→ Task: Without the pictures, output the records below word for word.

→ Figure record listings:
::::
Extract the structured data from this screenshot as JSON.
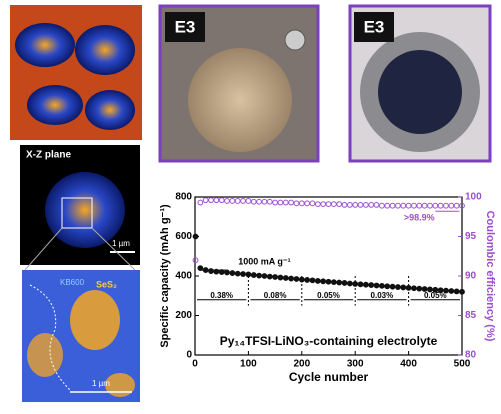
{
  "panels": {
    "render_label": "X-Z plane",
    "scale_bar_1": "1 µm",
    "map_label_1": "KB600",
    "map_label_2": "SeS₂",
    "scale_bar_2": "1 µm",
    "photo_1_label": "E3",
    "photo_2_label": "E3"
  },
  "chart_data": {
    "type": "scatter",
    "title": "Py₁₄TFSI-LiNO₃-containing electrolyte",
    "x_label": "Cycle number",
    "y_label": "Specific capacity (mAh g⁻¹)",
    "y2_label": "Coulombic efficiency (%)",
    "annotations": [
      "1000 mA g⁻¹",
      ">98.9%",
      "0.38%",
      "0.08%",
      "0.05%",
      "0.03%",
      "0.05%"
    ],
    "x": [
      1,
      10,
      20,
      30,
      40,
      50,
      60,
      70,
      80,
      90,
      100,
      110,
      120,
      130,
      140,
      150,
      160,
      170,
      180,
      190,
      200,
      210,
      220,
      230,
      240,
      250,
      260,
      270,
      280,
      290,
      300,
      310,
      320,
      330,
      340,
      350,
      360,
      370,
      380,
      390,
      400,
      410,
      420,
      430,
      440,
      450,
      460,
      470,
      480,
      490,
      500
    ],
    "series": [
      {
        "name": "Specific capacity",
        "color": "#111111",
        "axis": "y",
        "marker": "filled",
        "values": [
          600,
          440,
          430,
          425,
          422,
          420,
          418,
          415,
          412,
          410,
          408,
          405,
          402,
          400,
          397,
          395,
          392,
          390,
          387,
          385,
          382,
          380,
          378,
          375,
          373,
          371,
          369,
          367,
          365,
          362,
          360,
          358,
          356,
          354,
          352,
          350,
          348,
          346,
          344,
          342,
          340,
          338,
          336,
          334,
          332,
          330,
          328,
          326,
          324,
          322,
          320
        ]
      },
      {
        "name": "Coulombic efficiency",
        "color": "#9b4fd0",
        "axis": "y2",
        "marker": "open",
        "values": [
          92,
          99.3,
          99.6,
          99.6,
          99.6,
          99.6,
          99.5,
          99.5,
          99.5,
          99.5,
          99.5,
          99.4,
          99.4,
          99.4,
          99.4,
          99.3,
          99.3,
          99.3,
          99.3,
          99.2,
          99.2,
          99.2,
          99.2,
          99.1,
          99.1,
          99.1,
          99.1,
          99.1,
          99.0,
          99.0,
          99.0,
          99.0,
          99.0,
          99.0,
          99.0,
          98.9,
          98.9,
          98.9,
          98.9,
          98.9,
          98.9,
          98.9,
          98.9,
          98.9,
          98.9,
          98.9,
          98.9,
          98.9,
          98.9,
          98.9,
          98.9
        ]
      }
    ],
    "xlim": [
      0,
      500
    ],
    "xticks": [
      0,
      100,
      200,
      300,
      400,
      500
    ],
    "ylim": [
      0,
      800
    ],
    "yticks": [
      0,
      200,
      400,
      600,
      800
    ],
    "y2lim": [
      80,
      100
    ],
    "y2ticks": [
      80,
      85,
      90,
      95,
      100
    ]
  }
}
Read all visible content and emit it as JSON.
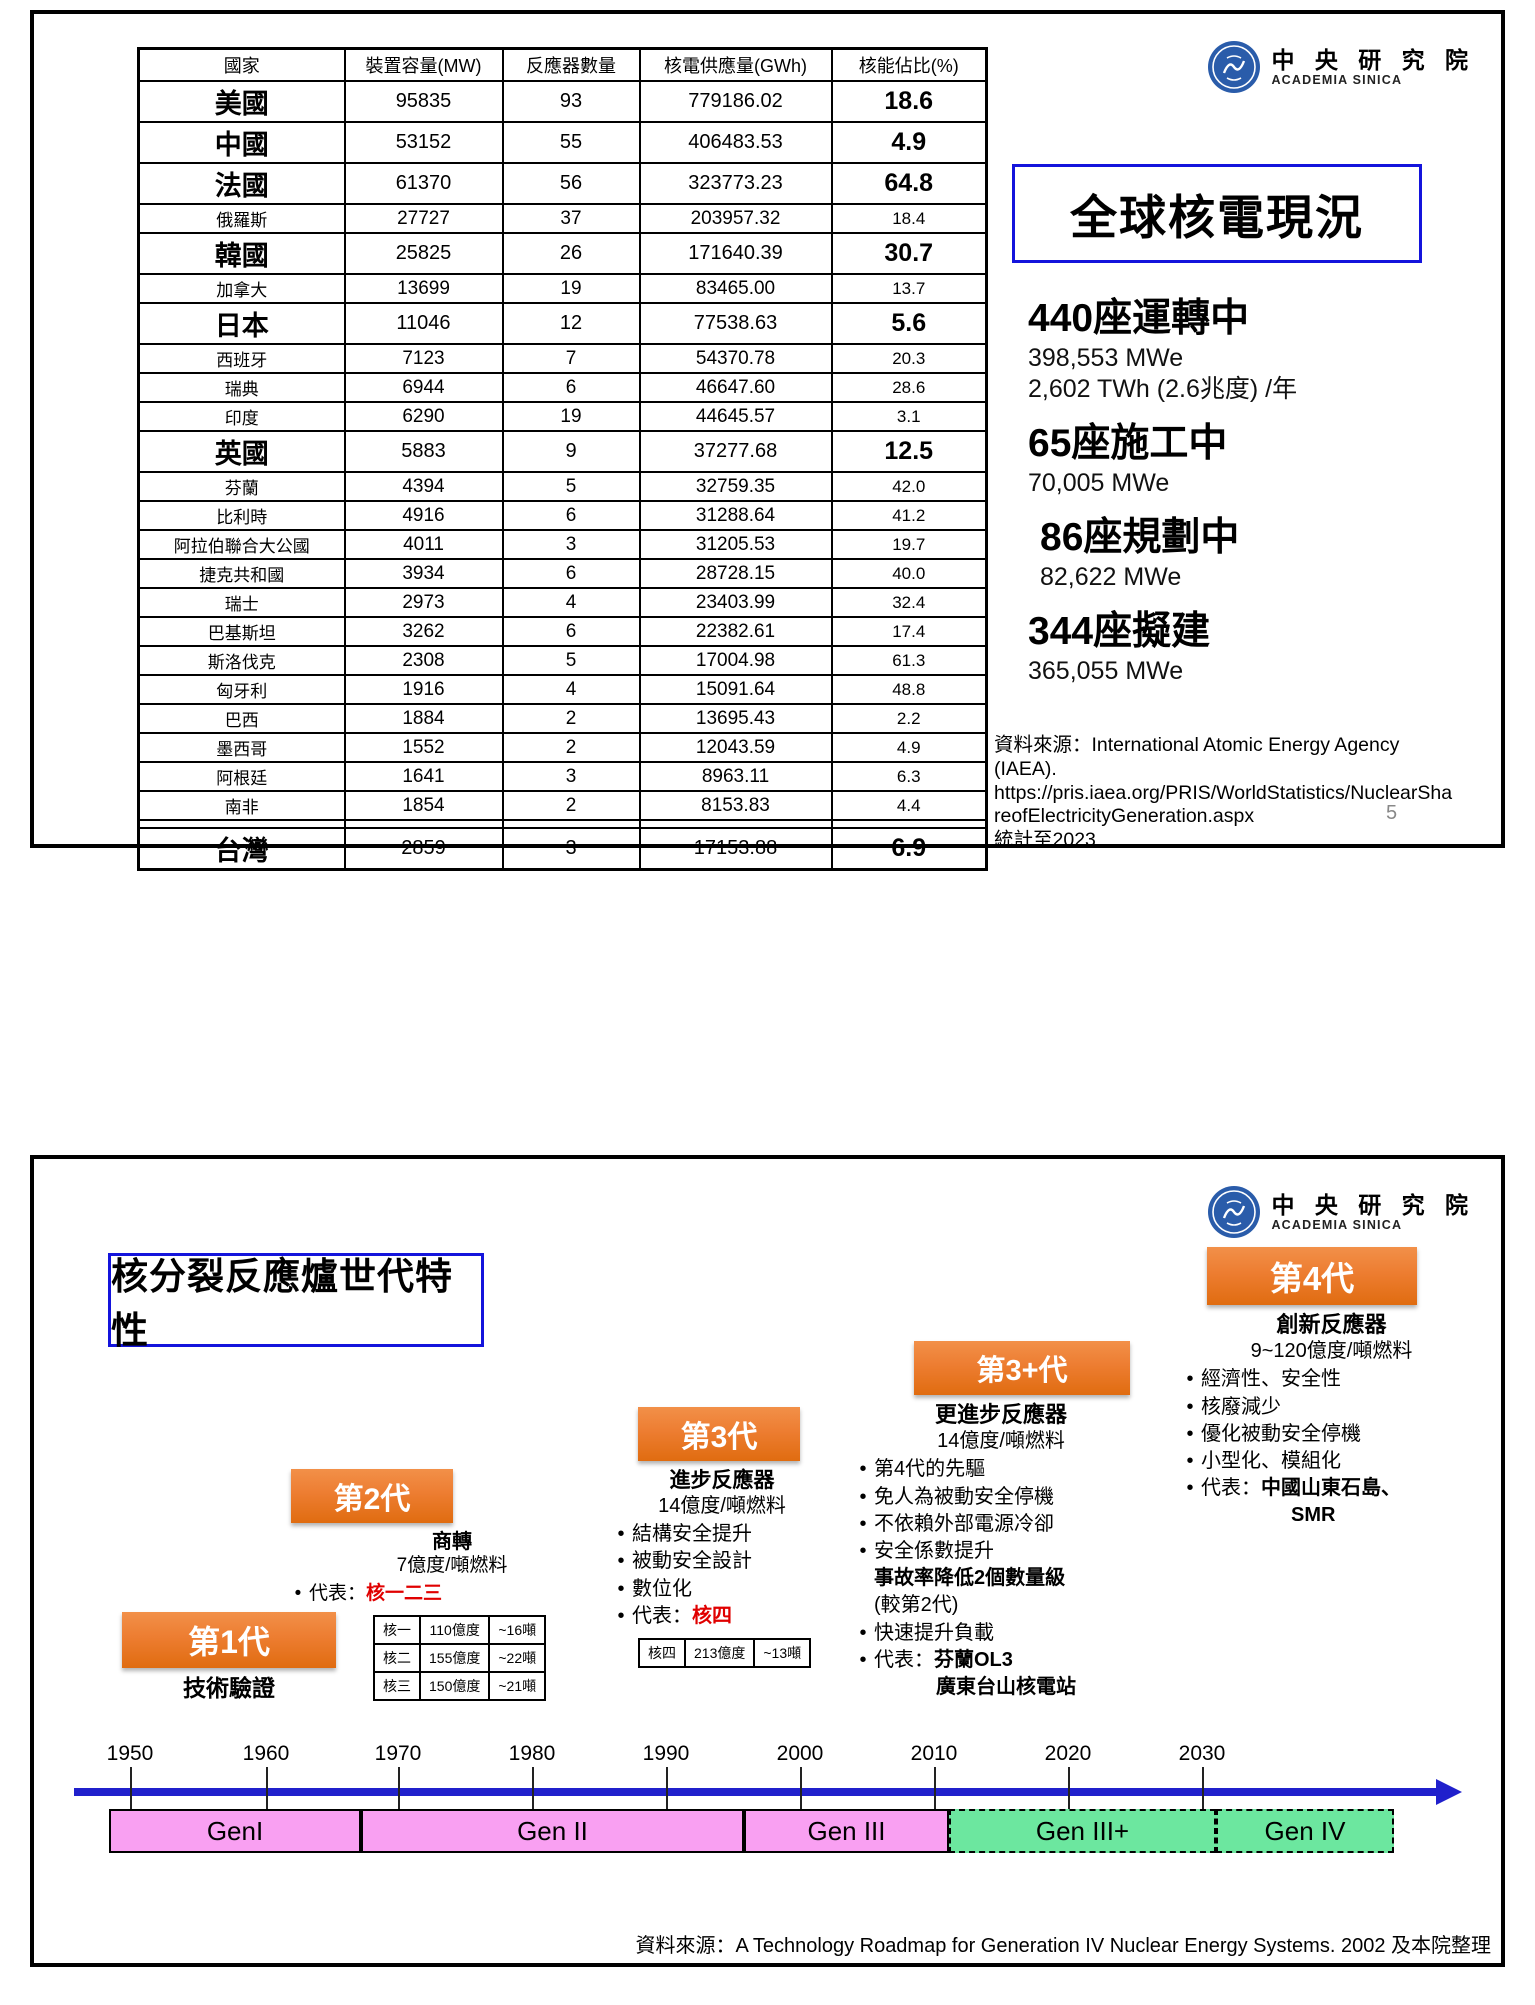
::::
→ Exercise result:
Extract the structured data from this screenshot as JSON.
{
  "panels": {
    "render_label": "X-Z plane",
    "scale_bar_1": "1 µm",
    "map_label_1": "KB600",
    "map_label_2": "SeS₂",
    "scale_bar_2": "1 µm",
    "photo_1_label": "E3",
    "photo_2_label": "E3"
  },
  "chart_data": {
    "type": "scatter",
    "title": "Py₁₄TFSI-LiNO₃-containing electrolyte",
    "x_label": "Cycle number",
    "y_label": "Specific capacity (mAh g⁻¹)",
    "y2_label": "Coulombic efficiency (%)",
    "annotations": [
      "1000 mA g⁻¹",
      ">98.9%",
      "0.38%",
      "0.08%",
      "0.05%",
      "0.03%",
      "0.05%"
    ],
    "x": [
      1,
      10,
      20,
      30,
      40,
      50,
      60,
      70,
      80,
      90,
      100,
      110,
      120,
      130,
      140,
      150,
      160,
      170,
      180,
      190,
      200,
      210,
      220,
      230,
      240,
      250,
      260,
      270,
      280,
      290,
      300,
      310,
      320,
      330,
      340,
      350,
      360,
      370,
      380,
      390,
      400,
      410,
      420,
      430,
      440,
      450,
      460,
      470,
      480,
      490,
      500
    ],
    "series": [
      {
        "name": "Specific capacity",
        "color": "#111111",
        "axis": "y",
        "marker": "filled",
        "values": [
          600,
          440,
          430,
          425,
          422,
          420,
          418,
          415,
          412,
          410,
          408,
          405,
          402,
          400,
          397,
          395,
          392,
          390,
          387,
          385,
          382,
          380,
          378,
          375,
          373,
          371,
          369,
          367,
          365,
          362,
          360,
          358,
          356,
          354,
          352,
          350,
          348,
          346,
          344,
          342,
          340,
          338,
          336,
          334,
          332,
          330,
          328,
          326,
          324,
          322,
          320
        ]
      },
      {
        "name": "Coulombic efficiency",
        "color": "#9b4fd0",
        "axis": "y2",
        "marker": "open",
        "values": [
          92,
          99.3,
          99.6,
          99.6,
          99.6,
          99.6,
          99.5,
          99.5,
          99.5,
          99.5,
          99.5,
          99.4,
          99.4,
          99.4,
          99.4,
          99.3,
          99.3,
          99.3,
          99.3,
          99.2,
          99.2,
          99.2,
          99.2,
          99.1,
          99.1,
          99.1,
          99.1,
          99.1,
          99.0,
          99.0,
          99.0,
          99.0,
          99.0,
          99.0,
          99.0,
          98.9,
          98.9,
          98.9,
          98.9,
          98.9,
          98.9,
          98.9,
          98.9,
          98.9,
          98.9,
          98.9,
          98.9,
          98.9,
          98.9,
          98.9,
          98.9
        ]
      }
    ],
    "xlim": [
      0,
      500
    ],
    "xticks": [
      0,
      100,
      200,
      300,
      400,
      500
    ],
    "ylim": [
      0,
      800
    ],
    "yticks": [
      0,
      200,
      400,
      600,
      800
    ],
    "y2lim": [
      80,
      100
    ],
    "y2ticks": [
      80,
      85,
      90,
      95,
      100
    ]
  }
}
Read all visible content and emit it as JSON.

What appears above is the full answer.